PASSAGE SHOWN =
+++++

Recently, I’ve picked up deep learning both in my professional and spare-time activities. This means that I spent a lot of time learning the general concepts behind this very hot field. On this website, I’m documenting the process for others to repeat.
But in order to start, you’ll have to start with the definition. What is deep learning, exactly? If you don’t know what it is, you cannot deepen your understanding.
In this blog, I thus investigate the definition of deep learning in more detail. I’ll take a look at the multi-layered information processing, the nonlinear activation functions, as well as the concept behind representation learning. It’s slightly high-level to keep this blog at an adequate complexity, and I will cover the particular topics in more detail in other blogs.
So keep coming back every now and then to find new information available for you to read, free of charge! 🙂
Hopefully, this blog will put you into the right direction in your quest for information. If you have any questions or remarks, tips and tricks; obviously, they are welcome. Please leave me a message below and I am more than happy to respond.
Okay, let’s give it a start 🙂
Table of contents
- What is deep learning, exactly?
- Multiple layers of information processing
- Nonlinear activation functions
- Back to the multiple layers
- Learning data / feature representation
What is deep learning, exactly?
There seems to be a bit of a definition clash, haha. In all these years, there has been no agreed upon definition about what the differences are between artificial intelligence, machine learning and deep learning. Especially for artificial intelligence things get vague with very fuzzy boundaries.
For deep learning, things tend to get a bit better.
If we quote Wikipedia’s page about deep learning, it writes as follows: “Deep learning (also known as deep structured learning or hierarchical learning) is part of a broader family of machine learning methods based on learning data representations, as opposed to task-specific algorithms.”
We now have a couple of new questions:
- What does learning data representations mean?
- How are they different than tasks-specific algorithms?
The book ‘Deep Learning Methods and Applications’ by Li Deng and Dong Yu provides a synthesis of various definitions based on previous academic research. They highlight that within all these definitions, overlap exists between two key concepts:
- Deep learning models are models consisting of multiple layers or stages of nonlinear information processing;
- Deep learning methods are methods for supervised or unsupervised learning of feature representation at successively higher, more abstract layers.
This somewhat deepens our understanding from the Wikipedia quote, but we still have some remaining questions.
- Once again, what does learning data representation or feature representation mean?
- How can we visualize the successively higher, more abstract layers?
- What is nonlinear information processing?
We now have a problem space which we can use to move forward 🙂
Multiple layers of information processing
Classic methods of machine learning work with just one layer of information processing.
To make this principle clear, we take one of the simpler variants of these kind of models: a linear classifier.

+++++

[Element region listings]
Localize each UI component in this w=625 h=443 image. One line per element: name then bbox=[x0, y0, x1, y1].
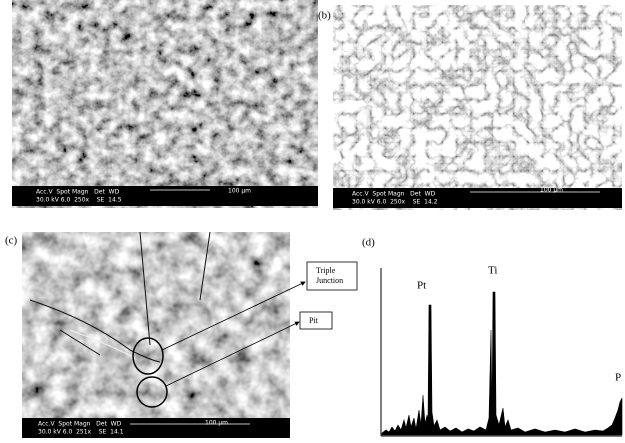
info-row: 30.0 kV 6.0 250x SE 14.2 bbox=[352, 199, 438, 206]
panel-label: (d) bbox=[362, 237, 375, 249]
panel-label: (b) bbox=[318, 10, 331, 22]
peak-label: Pt bbox=[417, 280, 426, 292]
info-row: 30.0 kV 6.0 251x SE 14.1 bbox=[38, 429, 124, 436]
info-row: Acc.V Spot Magn Det WD bbox=[352, 191, 436, 198]
page: {"panels": { "a": {"info": {"row1": "Acc… bbox=[0, 0, 625, 443]
sem-image bbox=[333, 5, 622, 210]
scale-label: 100 μm bbox=[205, 420, 228, 427]
figure: Acc.V Spot Magn Det WD 30.0 kV 6.0 250x … bbox=[0, 0, 625, 443]
annotation: Junction bbox=[316, 276, 343, 285]
scale-label: 100 μm bbox=[540, 187, 563, 194]
annotation: Pit bbox=[309, 316, 319, 325]
scale-label: 100 μm bbox=[228, 188, 251, 195]
peak-label: Ti bbox=[488, 265, 497, 277]
info-row: Acc.V Spot Magn Det WD bbox=[36, 189, 120, 196]
spectrum bbox=[382, 292, 622, 435]
peak-label: P bbox=[615, 372, 621, 384]
panel-label: (c) bbox=[5, 235, 18, 247]
panel-a: Acc.V Spot Magn Det WD 30.0 kV 6.0 250x … bbox=[12, 0, 318, 208]
info-row: Acc.V Spot Magn Det WD bbox=[38, 421, 122, 428]
annotation: Triple bbox=[316, 266, 336, 275]
panel-d: (d) Pt Ti P bbox=[362, 237, 622, 436]
panel-b: (b) Acc.V Spot Magn Det WD 30.0 kV 6.0 2… bbox=[318, 5, 622, 210]
info-row: 30.0 kV 6.0 250x SE 14.5 bbox=[36, 197, 122, 204]
sem-image bbox=[12, 0, 318, 208]
panel-c: (c) Acc.V Spot Magn Det WD 30.0 kV 6.0 2… bbox=[5, 232, 357, 438]
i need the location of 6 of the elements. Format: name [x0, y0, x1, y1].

+++++

EXERCISE = Return the passage from the deep learning post verbatim, starting at "- Once again, what" and ending at "more abstract layers?".

COMPLETE RESPONSE =
- Once again, what does learning data representation or feature representation mean?
- How can we visualize the successively higher, more abstract layers?